> **WHAT THE EXERCISE ASKS**
Give only the number of lines in the data that include the string "Glint".

> **DATA FOR THIS TASK**
• • • •

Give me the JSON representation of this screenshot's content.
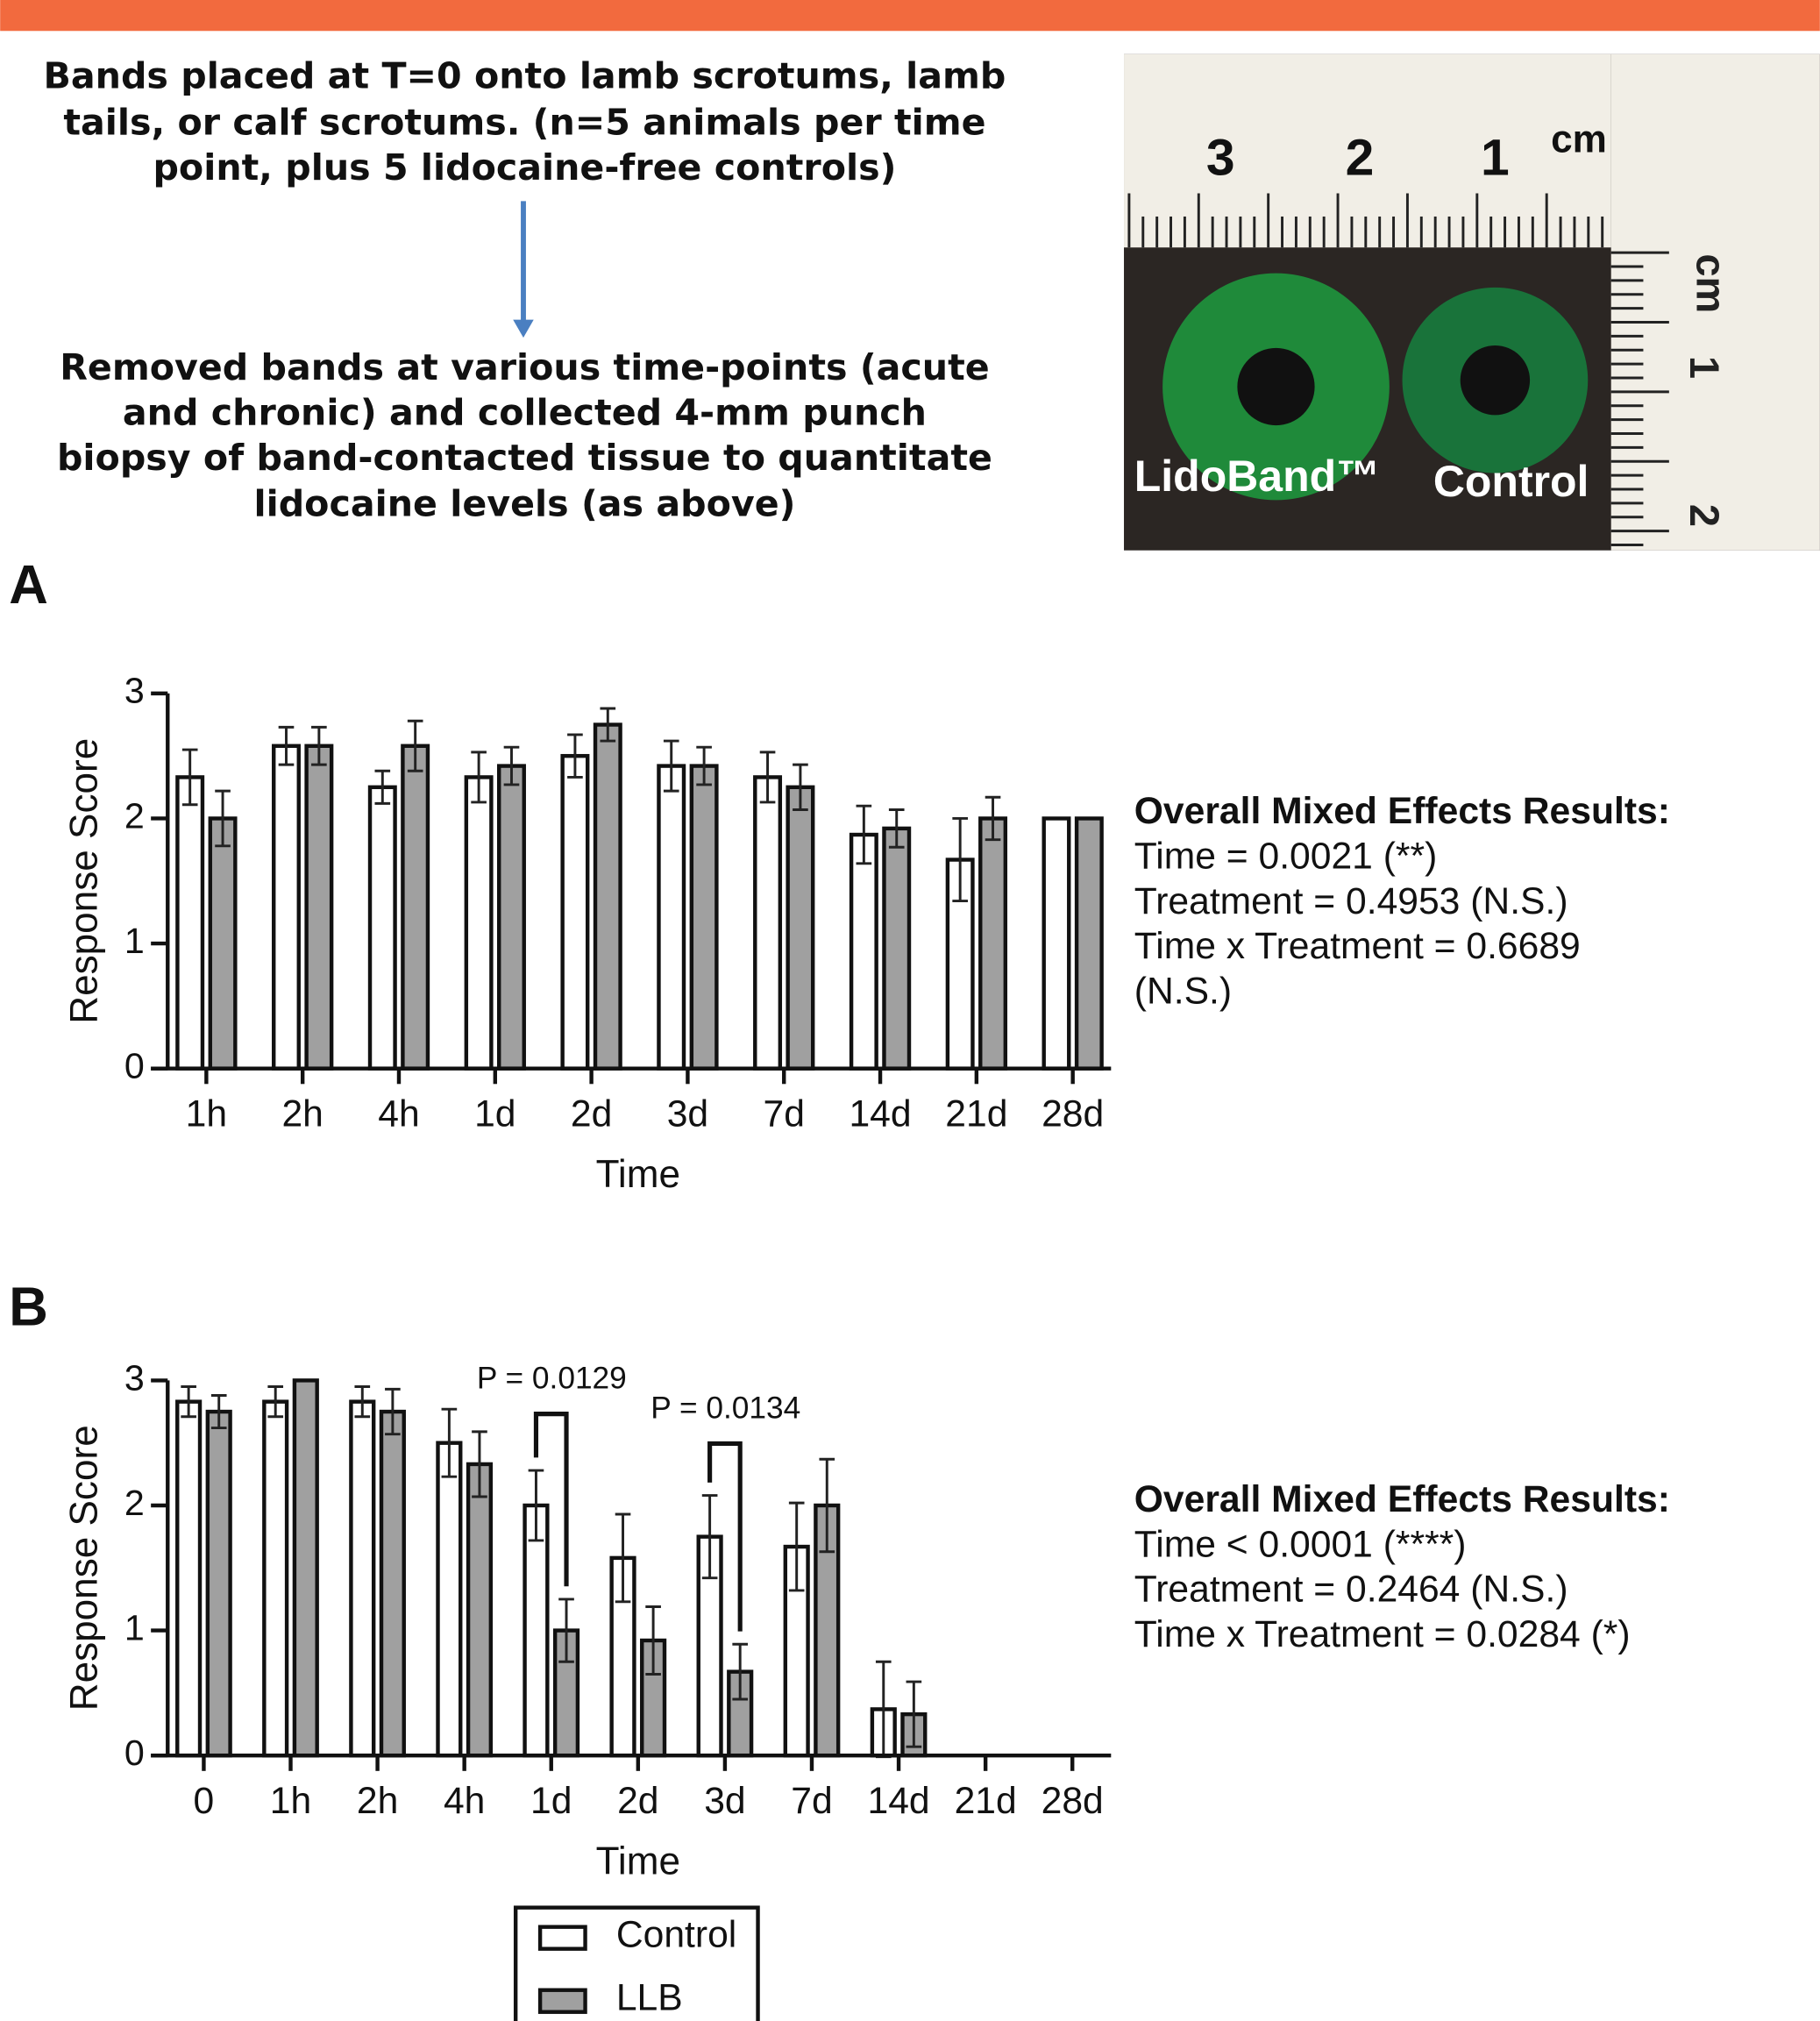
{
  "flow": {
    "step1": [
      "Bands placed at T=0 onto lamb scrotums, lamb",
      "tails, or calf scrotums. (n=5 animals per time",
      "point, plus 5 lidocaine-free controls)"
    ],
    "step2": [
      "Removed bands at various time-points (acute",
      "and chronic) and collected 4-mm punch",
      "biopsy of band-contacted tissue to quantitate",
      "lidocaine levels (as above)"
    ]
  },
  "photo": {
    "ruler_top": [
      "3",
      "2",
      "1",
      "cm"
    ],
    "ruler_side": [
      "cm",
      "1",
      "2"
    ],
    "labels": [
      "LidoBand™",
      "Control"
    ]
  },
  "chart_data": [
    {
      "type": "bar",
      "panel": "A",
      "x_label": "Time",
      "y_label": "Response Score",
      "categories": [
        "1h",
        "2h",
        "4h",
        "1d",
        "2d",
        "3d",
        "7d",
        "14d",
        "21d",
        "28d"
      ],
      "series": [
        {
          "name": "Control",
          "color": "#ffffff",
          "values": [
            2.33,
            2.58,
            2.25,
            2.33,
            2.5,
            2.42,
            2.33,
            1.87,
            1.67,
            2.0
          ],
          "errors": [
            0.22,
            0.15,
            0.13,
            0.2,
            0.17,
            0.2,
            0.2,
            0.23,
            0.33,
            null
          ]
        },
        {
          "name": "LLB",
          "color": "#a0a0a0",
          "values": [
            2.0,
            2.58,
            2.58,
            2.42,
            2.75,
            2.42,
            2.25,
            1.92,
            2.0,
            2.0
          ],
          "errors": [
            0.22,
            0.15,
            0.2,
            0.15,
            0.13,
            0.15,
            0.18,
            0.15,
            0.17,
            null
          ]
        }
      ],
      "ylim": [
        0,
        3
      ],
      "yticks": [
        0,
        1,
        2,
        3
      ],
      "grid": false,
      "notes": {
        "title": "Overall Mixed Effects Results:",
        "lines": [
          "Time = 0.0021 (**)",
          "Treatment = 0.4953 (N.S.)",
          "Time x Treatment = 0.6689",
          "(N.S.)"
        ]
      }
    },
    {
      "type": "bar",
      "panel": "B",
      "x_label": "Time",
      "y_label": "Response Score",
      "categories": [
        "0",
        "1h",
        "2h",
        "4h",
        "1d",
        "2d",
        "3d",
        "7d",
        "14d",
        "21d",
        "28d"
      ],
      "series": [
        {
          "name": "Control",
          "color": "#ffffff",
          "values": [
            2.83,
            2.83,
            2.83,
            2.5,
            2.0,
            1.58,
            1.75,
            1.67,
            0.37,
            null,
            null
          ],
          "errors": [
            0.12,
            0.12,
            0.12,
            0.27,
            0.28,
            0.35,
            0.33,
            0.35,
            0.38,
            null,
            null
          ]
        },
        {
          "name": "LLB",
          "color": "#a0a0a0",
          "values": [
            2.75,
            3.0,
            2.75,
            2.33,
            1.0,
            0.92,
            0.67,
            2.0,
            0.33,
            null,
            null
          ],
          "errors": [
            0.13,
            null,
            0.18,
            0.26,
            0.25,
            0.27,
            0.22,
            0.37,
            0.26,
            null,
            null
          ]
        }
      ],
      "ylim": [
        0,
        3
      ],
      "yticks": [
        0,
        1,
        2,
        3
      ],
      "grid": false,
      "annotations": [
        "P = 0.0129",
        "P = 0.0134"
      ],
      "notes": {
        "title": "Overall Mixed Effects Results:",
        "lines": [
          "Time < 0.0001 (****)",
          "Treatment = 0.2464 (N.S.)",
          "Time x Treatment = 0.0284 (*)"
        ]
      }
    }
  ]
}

• • • •

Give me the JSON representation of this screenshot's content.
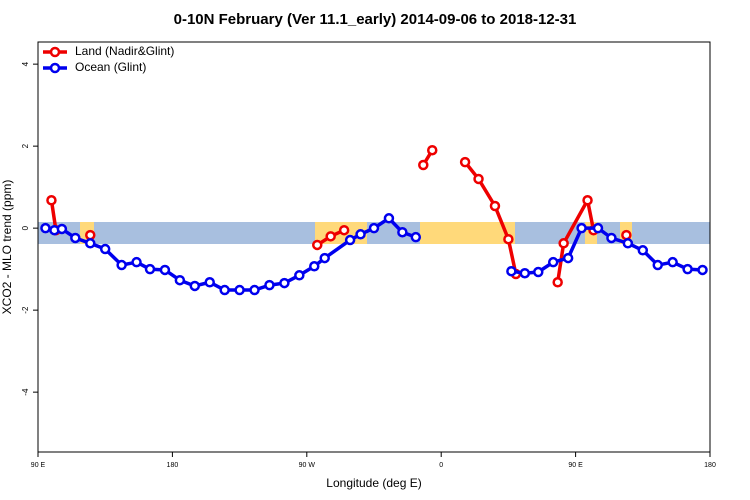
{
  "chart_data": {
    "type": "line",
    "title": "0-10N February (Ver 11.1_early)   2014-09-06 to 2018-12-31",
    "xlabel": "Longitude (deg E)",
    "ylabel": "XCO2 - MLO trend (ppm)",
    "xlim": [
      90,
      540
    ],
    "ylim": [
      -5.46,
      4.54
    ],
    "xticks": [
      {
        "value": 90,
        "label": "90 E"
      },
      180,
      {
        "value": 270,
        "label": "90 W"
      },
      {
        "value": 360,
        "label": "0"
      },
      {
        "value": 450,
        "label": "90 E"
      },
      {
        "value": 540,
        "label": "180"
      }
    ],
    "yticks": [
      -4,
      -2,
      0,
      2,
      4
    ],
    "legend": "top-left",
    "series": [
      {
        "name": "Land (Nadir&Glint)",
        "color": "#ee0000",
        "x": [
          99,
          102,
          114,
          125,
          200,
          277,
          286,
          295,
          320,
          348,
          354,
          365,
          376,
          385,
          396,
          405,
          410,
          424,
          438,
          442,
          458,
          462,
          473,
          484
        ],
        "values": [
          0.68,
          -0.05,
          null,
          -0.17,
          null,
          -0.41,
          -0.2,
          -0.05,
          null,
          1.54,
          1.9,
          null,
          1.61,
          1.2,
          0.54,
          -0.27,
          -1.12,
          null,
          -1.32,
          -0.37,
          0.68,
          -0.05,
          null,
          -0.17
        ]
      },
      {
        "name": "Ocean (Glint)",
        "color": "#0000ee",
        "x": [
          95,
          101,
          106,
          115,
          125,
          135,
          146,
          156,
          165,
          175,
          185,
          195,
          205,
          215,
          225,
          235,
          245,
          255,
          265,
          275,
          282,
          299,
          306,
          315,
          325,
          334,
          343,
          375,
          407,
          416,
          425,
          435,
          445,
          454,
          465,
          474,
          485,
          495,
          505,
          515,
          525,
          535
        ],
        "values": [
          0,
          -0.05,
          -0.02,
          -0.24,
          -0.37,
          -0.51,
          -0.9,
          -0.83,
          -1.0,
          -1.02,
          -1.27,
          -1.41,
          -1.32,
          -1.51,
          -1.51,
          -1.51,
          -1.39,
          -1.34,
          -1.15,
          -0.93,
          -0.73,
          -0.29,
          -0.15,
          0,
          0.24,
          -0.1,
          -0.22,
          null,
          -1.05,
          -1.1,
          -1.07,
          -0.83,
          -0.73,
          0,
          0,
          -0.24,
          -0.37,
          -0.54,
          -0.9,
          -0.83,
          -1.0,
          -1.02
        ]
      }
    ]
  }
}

• • • •

> **WRITTEN ANSWER**
2